Given exercise
Write out, word for word, every line from the one containing "What's the underlying" through the last line of the records below, both ends included.

*** Supplied material ***

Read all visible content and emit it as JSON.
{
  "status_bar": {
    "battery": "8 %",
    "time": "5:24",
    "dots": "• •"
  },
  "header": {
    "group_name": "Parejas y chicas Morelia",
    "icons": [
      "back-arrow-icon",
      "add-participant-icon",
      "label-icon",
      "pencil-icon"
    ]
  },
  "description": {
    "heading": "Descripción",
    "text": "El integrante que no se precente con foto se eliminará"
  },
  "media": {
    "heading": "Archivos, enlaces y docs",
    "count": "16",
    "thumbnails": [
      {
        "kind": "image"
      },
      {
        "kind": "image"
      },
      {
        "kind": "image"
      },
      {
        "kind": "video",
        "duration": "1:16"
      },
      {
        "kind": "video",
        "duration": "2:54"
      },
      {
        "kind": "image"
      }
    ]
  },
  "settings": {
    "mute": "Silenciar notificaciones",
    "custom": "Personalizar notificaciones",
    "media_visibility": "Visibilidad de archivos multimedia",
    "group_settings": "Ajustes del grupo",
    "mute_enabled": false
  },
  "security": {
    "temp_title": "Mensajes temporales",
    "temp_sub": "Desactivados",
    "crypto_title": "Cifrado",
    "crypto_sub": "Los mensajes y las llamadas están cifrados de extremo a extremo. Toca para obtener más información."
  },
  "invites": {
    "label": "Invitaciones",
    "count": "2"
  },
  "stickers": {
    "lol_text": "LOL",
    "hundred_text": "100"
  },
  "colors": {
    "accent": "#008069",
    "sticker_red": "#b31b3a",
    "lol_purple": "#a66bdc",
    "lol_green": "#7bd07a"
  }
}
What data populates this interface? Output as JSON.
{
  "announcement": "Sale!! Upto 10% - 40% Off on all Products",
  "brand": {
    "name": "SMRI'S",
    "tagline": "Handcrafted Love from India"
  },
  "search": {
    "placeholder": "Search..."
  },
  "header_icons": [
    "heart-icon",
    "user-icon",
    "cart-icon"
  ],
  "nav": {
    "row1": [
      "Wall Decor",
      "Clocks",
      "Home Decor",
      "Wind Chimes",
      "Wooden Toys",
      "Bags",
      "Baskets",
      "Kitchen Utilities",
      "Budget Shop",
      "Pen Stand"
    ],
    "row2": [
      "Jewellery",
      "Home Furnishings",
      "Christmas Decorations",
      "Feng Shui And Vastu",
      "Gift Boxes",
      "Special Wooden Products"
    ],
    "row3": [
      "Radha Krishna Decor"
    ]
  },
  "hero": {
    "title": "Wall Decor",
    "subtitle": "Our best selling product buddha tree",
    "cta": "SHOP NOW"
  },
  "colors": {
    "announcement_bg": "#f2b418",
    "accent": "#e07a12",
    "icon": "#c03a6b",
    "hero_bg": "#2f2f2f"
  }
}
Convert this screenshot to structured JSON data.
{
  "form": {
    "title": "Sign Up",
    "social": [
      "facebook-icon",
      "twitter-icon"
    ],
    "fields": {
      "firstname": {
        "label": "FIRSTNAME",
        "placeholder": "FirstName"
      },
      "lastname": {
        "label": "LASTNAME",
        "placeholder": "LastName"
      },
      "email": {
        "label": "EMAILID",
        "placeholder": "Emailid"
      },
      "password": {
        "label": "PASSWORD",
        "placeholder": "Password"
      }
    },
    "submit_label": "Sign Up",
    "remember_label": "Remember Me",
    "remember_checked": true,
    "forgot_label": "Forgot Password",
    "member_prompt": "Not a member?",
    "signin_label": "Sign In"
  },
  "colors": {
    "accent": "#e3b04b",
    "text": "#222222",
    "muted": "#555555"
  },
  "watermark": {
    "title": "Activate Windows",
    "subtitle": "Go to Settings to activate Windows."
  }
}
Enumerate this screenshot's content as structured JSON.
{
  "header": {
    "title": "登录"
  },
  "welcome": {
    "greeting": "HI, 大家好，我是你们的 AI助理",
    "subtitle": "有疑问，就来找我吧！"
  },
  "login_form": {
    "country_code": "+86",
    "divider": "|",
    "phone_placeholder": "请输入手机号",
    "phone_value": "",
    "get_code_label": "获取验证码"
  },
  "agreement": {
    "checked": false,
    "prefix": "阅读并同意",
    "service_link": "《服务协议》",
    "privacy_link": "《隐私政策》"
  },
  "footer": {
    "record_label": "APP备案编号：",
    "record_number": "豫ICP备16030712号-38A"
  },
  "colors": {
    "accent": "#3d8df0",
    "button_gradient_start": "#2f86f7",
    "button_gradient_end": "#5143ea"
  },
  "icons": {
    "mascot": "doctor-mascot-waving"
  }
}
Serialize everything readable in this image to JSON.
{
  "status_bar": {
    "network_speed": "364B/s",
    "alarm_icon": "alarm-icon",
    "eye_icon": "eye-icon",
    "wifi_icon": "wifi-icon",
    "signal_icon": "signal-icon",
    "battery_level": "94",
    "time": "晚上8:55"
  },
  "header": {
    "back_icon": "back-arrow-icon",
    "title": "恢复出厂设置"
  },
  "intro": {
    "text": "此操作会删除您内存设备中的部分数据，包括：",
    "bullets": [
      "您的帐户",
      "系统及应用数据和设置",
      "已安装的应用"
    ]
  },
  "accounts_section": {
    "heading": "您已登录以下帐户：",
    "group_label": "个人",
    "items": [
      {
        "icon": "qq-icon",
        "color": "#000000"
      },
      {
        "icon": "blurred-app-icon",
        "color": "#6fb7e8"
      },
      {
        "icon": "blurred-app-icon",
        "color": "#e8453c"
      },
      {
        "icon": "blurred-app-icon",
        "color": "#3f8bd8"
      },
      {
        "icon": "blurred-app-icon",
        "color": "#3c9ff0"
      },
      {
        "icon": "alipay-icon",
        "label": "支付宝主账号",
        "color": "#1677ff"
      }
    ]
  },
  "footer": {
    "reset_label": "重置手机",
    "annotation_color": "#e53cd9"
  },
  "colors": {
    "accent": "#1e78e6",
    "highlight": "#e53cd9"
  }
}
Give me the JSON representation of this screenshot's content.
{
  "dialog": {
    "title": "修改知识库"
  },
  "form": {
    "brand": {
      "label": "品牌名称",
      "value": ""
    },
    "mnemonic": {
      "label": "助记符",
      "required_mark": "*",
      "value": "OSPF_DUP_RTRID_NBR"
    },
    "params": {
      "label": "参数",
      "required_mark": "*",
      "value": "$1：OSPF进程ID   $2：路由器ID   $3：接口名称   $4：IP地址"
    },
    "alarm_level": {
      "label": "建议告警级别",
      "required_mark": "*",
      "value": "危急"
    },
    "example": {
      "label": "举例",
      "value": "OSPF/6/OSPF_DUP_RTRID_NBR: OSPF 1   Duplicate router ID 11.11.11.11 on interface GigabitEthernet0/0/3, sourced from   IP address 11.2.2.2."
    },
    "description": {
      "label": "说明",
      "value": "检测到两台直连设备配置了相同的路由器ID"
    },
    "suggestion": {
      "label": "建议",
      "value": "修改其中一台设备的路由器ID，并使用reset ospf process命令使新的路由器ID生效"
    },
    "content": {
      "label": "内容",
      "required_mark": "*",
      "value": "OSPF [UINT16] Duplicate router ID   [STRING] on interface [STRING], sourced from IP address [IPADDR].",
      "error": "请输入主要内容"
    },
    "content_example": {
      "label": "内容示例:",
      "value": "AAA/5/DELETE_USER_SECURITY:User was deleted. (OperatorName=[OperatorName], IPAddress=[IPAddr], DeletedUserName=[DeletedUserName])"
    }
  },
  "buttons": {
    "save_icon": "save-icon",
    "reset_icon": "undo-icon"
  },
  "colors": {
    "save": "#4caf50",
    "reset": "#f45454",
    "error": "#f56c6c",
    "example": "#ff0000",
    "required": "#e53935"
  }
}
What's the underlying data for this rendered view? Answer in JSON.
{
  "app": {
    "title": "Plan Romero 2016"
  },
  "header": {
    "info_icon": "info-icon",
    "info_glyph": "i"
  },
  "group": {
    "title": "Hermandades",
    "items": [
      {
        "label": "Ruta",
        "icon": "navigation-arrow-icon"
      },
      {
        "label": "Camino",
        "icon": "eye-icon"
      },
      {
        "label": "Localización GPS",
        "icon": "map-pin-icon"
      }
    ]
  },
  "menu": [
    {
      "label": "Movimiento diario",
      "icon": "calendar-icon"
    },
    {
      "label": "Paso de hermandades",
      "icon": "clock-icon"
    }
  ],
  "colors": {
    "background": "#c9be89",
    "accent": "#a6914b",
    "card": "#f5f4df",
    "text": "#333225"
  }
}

***

Correct response
What's the underlying data for this rendered view? Answer in JSON.
{
  "app": {
    "title": "Plan Romero 2016"
  },
  "header": {
    "info_icon": "info-icon",
    "info_glyph": "i"
  },
  "group": {
    "title": "Hermandades",
    "items": [
      {
        "label": "Ruta",
        "icon": "navigation-arrow-icon"
      },
      {
        "label": "Camino",
        "icon": "eye-icon"
      },
      {
        "label": "Localización GPS",
        "icon": "map-pin-icon"
      }
    ]
  },
  "menu": [
    {
      "label": "Movimiento diario",
      "icon": "calendar-icon"
    },
    {
      "label": "Paso de hermandades",
      "icon": "clock-icon"
    }
  ],
  "colors": {
    "background": "#c9be89",
    "accent": "#a6914b",
    "card": "#f5f4df",
    "text": "#333225"
  }
}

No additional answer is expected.